* _Request_
Collect each line holding the string "from".
--- Begin Source material ---
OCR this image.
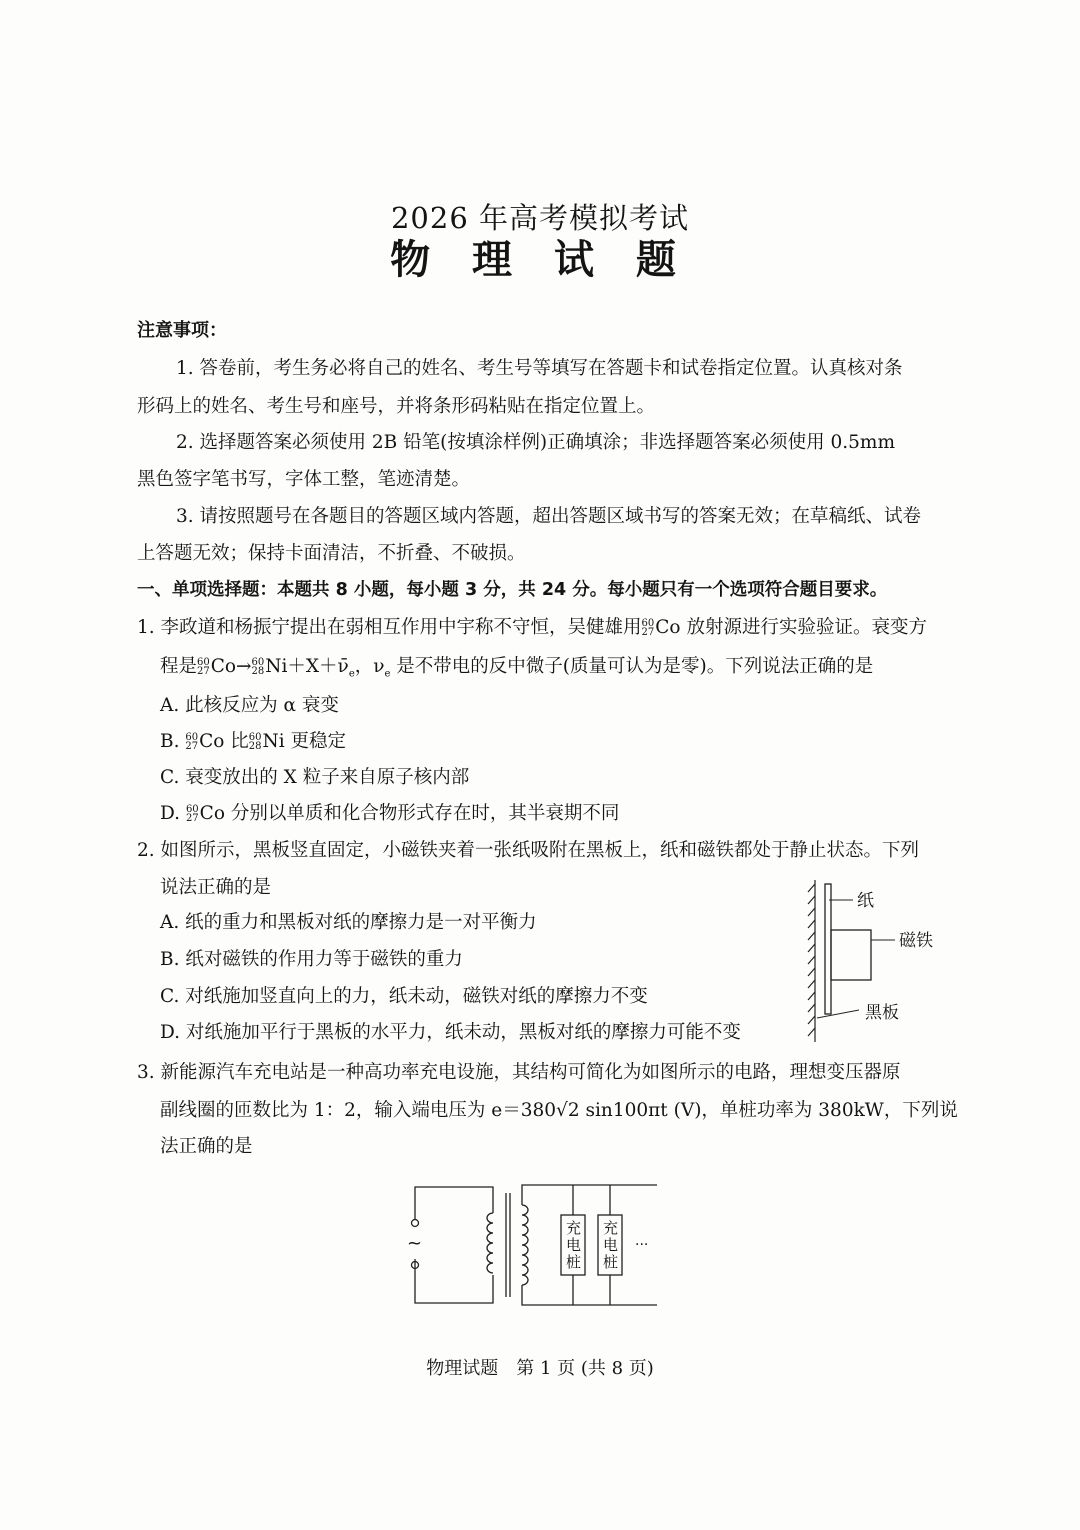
2026 年高考模拟考试
物 理 试 题
注意事项：
1. 答卷前，考生务必将自己的姓名、考生号等填写在答题卡和试卷指定位置。认真核对条
形码上的姓名、考生号和座号，并将条形码粘贴在指定位置上。
2. 选择题答案必须使用 2B 铅笔(按填涂样例)正确填涂；非选择题答案必须使用 0.5mm
黑色签字笔书写，字体工整，笔迹清楚。
3. 请按照题号在各题目的答题区域内答题，超出答题区域书写的答案无效；在草稿纸、试卷
上答题无效；保持卡面清洁，不折叠、不破损。
一、单项选择题：本题共 8 小题，每小题 3 分，共 24 分。每小题只有一个选项符合题目要求。
1. 李政道和杨振宁提出在弱相互作用中宇称不守恒，吴健雄用 60
27 Co 放射源进行实验验证。衰变方
程是 60
27 Co→ 60
28 $Ni+X+\nū_e$，$\nu_e$ 是不带电的反中微子(质量可认为是零)。下列说法正确的是
A. 此核反应为 α 衰变
B. 60
27 Co 比 60
28 Ni 更稳定
C. 衰变放出的 X 粒子来自原子核内部
D. 60
27 Co 分别以单质和化合物形式存在时，其半衰期不同
2. 如图所示，黑板竖直固定，小磁铁夹着一张纸吸附在黑板上，纸和磁铁都处于静止状态。下列
说法正确的是
A. 纸的重力和黑板对纸的摩擦力是一对平衡力
B. 纸对磁铁的作用力等于磁铁的重力
C. 对纸施加竖直向上的力，纸未动，磁铁对纸的摩擦力不变
D. 对纸施加平行于黑板的水平力，纸未动，黑板对纸的摩擦力可能不变
纸
磁铁
黑板
3. 新能源汽车充电站是一种高功率充电设施，其结构可简化为如图所示的电路，理想变压器原
副线圈的匝数比为 1：2，输入端电压为 e＝380√2 sin100πt (V)，单桩功率为 380kW，下列说
法正确的是
~
充电桩
充电桩
···
物理试题　第 1 页 (共 8 页)
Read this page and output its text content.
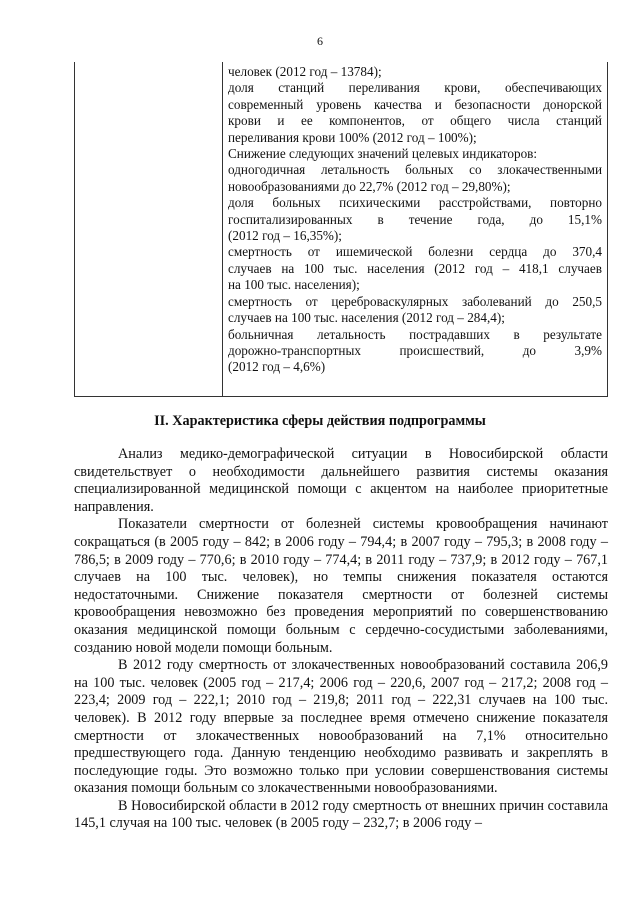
6
человек (2012 год – 13784);
доля станций переливания крови, обеспечивающих
современный уровень качества и безопасности донорской
крови и ее компонентов, от общего числа станций
переливания крови 100% (2012 год – 100%);
Снижение следующих значений целевых индикаторов:
одногодичная летальность больных со злокачественными
новообразованиями до 22,7% (2012 год – 29,80%);
доля больных психическими расстройствами, повторно
госпитализированных в течение года, до 15,1%
(2012 год – 16,35%);
смертность от ишемической болезни сердца до 370,4
случаев на 100 тыс. населения (2012 год – 418,1 случаев
на 100 тыс. населения);
смертность от цереброваскулярных заболеваний до 250,5
случаев на 100 тыс. населения (2012 год – 284,4);
больничная летальность пострадавших в результате
дорожно-транспортных происшествий, до 3,9%
(2012 год – 4,6%)
II. Характеристика сферы действия подпрограммы

Анализ медико-демографической ситуации в Новосибирской области свидетельствует о необходимости дальнейшего развития системы оказания специализированной медицинской помощи с акцентом на наиболее приоритетные направления.

Показатели смертности от болезней системы кровообращения начинают сокращаться (в 2005 году – 842; в 2006 году – 794,4; в 2007 году – 795,3; в 2008 году – 786,5; в 2009 году – 770,6; в 2010 году – 774,4; в 2011 году – 737,9; в 2012 году – 767,1 случаев на 100 тыс. человек), но темпы снижения показателя остаются недостаточными. Снижение показателя смертности от болезней системы кровообращения невозможно без проведения мероприятий по совершенствованию оказания медицинской помощи больным с сердечно-сосудистыми заболеваниями, созданию новой модели помощи больным.

В 2012 году смертность от злокачественных новообразований составила 206,9 на 100 тыс. человек (2005 год – 217,4; 2006 год – 220,6, 2007 год – 217,2; 2008 год – 223,4; 2009 год – 222,1; 2010 год – 219,8; 2011 год – 222,31 случаев на 100 тыс. человек). В 2012 году впервые за последнее время отмечено снижение показателя смертности от злокачественных новообразований на 7,1% относительно предшествующего года. Данную тенденцию необходимо развивать и закреплять в последующие годы. Это возможно только при условии совершенствования системы оказания помощи больным со злокачественными новообразованиями.

В Новосибирской области в 2012 году смертность от внешних причин составила 145,1 случая на 100 тыс. человек (в 2005 году – 232,7; в 2006 году –
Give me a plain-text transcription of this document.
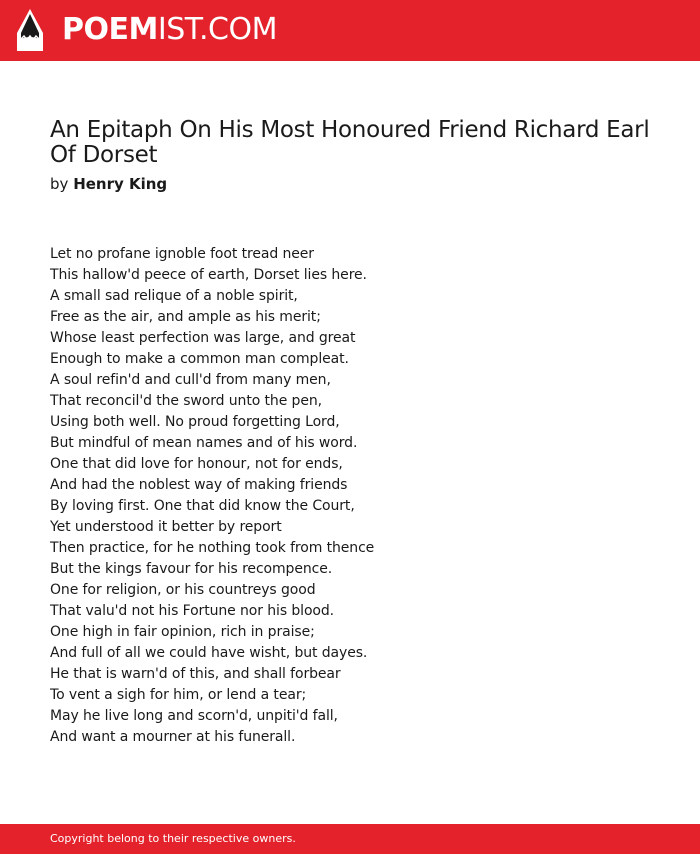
POEMIST.COM
An Epitaph On His Most Honoured Friend Richard Earl Of Dorset
by Henry King
Let no profane ignoble foot tread neer
This hallow'd peece of earth, Dorset lies here.
A small sad relique of a noble spirit,
Free as the air, and ample as his merit;
Whose least perfection was large, and great
Enough to make a common man compleat.
A soul refin'd and cull'd from many men,
That reconcil'd the sword unto the pen,
Using both well. No proud forgetting Lord,
But mindful of mean names and of his word.
One that did love for honour, not for ends,
And had the noblest way of making friends
By loving first. One that did know the Court,
Yet understood it better by report
Then practice, for he nothing took from thence
But the kings favour for his recompence.
One for religion, or his countreys good
That valu'd not his Fortune nor his blood.
One high in fair opinion, rich in praise;
And full of all we could have wisht, but dayes.
He that is warn'd of this, and shall forbear
To vent a sigh for him, or lend a tear;
May he live long and scorn'd, unpiti'd fall,
And want a mourner at his funerall.
Copyright belong to their respective owners.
--- End Source material ---
* _Answer for the task_
A soul refin'd and cull'd from many men,
Then practice, for he nothing took from thence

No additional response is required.